Collected data:
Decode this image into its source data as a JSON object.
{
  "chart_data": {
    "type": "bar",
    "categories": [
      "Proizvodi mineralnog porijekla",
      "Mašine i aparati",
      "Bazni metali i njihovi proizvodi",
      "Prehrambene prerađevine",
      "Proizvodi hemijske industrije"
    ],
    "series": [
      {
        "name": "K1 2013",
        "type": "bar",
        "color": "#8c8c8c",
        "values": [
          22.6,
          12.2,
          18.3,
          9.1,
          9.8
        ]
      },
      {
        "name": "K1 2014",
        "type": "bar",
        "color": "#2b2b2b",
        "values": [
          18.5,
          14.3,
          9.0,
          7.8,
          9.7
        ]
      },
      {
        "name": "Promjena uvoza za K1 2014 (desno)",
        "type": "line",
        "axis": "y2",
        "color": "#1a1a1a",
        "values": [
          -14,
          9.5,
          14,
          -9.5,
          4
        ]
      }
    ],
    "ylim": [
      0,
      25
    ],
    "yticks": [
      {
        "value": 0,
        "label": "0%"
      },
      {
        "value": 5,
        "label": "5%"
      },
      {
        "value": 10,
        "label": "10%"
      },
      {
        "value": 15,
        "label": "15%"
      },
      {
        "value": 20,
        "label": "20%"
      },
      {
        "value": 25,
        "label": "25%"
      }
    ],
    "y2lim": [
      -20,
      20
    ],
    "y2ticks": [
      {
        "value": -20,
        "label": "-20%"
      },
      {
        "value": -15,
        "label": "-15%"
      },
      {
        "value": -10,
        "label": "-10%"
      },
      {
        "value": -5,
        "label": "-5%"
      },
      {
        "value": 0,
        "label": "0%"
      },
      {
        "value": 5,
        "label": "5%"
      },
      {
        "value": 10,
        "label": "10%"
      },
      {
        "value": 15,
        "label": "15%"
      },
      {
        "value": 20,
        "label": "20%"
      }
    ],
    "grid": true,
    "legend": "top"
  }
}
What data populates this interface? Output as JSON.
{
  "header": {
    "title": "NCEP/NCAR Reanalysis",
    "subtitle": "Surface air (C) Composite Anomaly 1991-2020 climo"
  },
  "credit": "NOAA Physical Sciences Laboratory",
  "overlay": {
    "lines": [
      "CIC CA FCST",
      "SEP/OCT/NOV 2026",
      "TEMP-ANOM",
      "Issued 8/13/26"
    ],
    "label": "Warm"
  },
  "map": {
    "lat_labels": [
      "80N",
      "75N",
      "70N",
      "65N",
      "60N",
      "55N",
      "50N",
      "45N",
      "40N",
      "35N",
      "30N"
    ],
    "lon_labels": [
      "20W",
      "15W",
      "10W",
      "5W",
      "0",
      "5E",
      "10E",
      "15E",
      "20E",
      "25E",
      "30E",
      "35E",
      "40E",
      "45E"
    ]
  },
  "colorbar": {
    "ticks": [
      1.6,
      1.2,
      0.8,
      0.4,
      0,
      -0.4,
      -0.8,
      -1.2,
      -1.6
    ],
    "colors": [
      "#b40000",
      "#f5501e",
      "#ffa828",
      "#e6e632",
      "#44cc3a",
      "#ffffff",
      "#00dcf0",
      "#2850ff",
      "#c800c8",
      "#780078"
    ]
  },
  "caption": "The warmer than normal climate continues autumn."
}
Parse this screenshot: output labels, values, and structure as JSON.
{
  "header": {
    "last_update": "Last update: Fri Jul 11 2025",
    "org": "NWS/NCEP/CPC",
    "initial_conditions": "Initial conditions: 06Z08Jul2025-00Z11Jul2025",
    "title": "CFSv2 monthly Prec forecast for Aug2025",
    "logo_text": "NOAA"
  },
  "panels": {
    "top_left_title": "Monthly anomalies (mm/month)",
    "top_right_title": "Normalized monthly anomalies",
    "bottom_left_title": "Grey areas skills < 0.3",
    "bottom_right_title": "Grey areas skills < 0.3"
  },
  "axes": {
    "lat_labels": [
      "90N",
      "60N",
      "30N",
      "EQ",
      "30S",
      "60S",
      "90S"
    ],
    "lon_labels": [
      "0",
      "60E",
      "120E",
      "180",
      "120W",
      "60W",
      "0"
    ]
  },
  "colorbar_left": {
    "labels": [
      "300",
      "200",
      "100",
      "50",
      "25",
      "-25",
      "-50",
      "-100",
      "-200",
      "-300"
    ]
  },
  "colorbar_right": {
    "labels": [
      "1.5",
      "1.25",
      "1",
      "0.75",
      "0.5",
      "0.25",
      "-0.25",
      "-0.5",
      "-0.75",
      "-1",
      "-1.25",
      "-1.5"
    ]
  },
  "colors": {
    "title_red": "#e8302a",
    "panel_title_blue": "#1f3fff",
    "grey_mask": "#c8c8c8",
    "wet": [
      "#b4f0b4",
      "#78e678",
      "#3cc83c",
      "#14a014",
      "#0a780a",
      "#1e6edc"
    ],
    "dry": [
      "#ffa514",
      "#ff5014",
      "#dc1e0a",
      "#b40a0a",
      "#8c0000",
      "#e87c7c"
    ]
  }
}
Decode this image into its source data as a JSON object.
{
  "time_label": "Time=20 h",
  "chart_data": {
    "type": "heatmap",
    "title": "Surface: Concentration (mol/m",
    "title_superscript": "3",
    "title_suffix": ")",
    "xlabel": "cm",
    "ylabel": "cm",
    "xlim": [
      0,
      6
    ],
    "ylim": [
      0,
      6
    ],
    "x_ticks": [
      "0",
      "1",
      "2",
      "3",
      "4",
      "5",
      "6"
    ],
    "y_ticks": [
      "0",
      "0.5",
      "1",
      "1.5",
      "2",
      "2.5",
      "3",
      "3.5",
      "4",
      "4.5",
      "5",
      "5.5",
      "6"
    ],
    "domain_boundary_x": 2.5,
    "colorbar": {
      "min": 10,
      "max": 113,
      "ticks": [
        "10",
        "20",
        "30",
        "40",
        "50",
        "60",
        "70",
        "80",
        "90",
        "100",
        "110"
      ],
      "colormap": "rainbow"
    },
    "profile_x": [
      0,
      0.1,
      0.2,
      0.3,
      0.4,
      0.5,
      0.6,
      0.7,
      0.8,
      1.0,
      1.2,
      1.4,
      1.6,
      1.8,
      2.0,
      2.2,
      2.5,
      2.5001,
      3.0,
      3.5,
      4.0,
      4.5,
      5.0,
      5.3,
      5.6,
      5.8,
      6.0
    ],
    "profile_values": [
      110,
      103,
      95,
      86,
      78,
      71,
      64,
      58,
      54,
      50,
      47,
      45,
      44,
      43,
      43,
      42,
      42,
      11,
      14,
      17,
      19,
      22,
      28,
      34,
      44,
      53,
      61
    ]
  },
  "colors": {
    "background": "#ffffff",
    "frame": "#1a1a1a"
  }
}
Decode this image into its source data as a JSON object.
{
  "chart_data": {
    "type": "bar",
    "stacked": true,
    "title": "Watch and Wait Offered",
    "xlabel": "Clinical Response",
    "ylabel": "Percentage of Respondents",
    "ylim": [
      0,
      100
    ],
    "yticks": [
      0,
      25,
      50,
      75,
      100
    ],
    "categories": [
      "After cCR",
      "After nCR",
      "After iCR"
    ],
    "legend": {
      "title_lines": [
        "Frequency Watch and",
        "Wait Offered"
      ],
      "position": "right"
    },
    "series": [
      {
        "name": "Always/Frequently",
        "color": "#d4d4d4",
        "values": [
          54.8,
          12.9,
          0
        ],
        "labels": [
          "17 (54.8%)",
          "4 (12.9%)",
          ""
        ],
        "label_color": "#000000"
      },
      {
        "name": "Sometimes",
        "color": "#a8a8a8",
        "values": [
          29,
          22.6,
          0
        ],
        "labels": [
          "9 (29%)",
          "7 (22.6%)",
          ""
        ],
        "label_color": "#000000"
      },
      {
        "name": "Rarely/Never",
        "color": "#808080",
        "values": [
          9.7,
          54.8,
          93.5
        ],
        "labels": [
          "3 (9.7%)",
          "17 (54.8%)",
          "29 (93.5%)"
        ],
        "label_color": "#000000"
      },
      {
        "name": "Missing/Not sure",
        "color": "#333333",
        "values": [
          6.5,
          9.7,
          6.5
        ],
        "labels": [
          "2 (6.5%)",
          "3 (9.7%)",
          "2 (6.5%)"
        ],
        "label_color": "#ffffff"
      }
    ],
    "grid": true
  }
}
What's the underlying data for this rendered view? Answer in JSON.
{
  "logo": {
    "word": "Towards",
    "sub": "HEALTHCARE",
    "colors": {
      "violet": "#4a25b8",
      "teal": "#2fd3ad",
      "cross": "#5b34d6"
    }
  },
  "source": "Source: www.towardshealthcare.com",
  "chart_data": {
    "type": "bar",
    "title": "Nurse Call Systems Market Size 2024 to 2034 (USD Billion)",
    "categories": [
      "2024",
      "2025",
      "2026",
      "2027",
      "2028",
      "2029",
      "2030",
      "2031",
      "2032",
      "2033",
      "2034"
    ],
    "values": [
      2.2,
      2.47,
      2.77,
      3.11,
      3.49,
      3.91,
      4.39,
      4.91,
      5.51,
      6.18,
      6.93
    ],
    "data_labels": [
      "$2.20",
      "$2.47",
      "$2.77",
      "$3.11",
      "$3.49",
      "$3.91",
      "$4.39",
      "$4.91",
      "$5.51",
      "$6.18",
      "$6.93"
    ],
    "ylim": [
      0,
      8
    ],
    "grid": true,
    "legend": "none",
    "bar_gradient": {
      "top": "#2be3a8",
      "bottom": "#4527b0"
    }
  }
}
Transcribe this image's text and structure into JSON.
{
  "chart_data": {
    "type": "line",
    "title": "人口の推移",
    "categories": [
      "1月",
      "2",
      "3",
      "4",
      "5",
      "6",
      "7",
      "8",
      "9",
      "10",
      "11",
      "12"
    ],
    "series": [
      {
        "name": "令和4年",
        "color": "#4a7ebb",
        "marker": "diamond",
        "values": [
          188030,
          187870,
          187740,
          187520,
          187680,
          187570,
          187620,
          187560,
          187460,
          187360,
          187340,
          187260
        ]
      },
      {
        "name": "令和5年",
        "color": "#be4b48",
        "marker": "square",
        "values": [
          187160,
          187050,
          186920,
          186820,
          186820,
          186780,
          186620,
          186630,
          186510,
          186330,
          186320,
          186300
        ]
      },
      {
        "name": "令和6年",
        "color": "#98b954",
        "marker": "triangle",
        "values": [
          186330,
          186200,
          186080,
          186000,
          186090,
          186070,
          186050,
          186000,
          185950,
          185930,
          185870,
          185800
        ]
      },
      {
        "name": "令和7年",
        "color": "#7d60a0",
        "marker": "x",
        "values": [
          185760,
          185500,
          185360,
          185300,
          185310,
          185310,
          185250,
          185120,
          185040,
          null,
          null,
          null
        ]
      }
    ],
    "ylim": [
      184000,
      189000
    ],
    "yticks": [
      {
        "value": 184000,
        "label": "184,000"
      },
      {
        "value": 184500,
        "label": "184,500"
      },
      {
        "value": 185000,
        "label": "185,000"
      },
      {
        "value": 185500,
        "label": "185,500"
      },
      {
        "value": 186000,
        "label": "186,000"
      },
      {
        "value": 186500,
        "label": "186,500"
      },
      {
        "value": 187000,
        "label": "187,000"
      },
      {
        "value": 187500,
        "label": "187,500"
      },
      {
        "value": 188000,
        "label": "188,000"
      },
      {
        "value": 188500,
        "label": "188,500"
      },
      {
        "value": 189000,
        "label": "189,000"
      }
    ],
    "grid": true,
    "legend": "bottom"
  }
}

#### Requirement:
Within the listing, how many lines hold the word "NCEP"? Only the number is to be given.

#### Response to the exercise:
2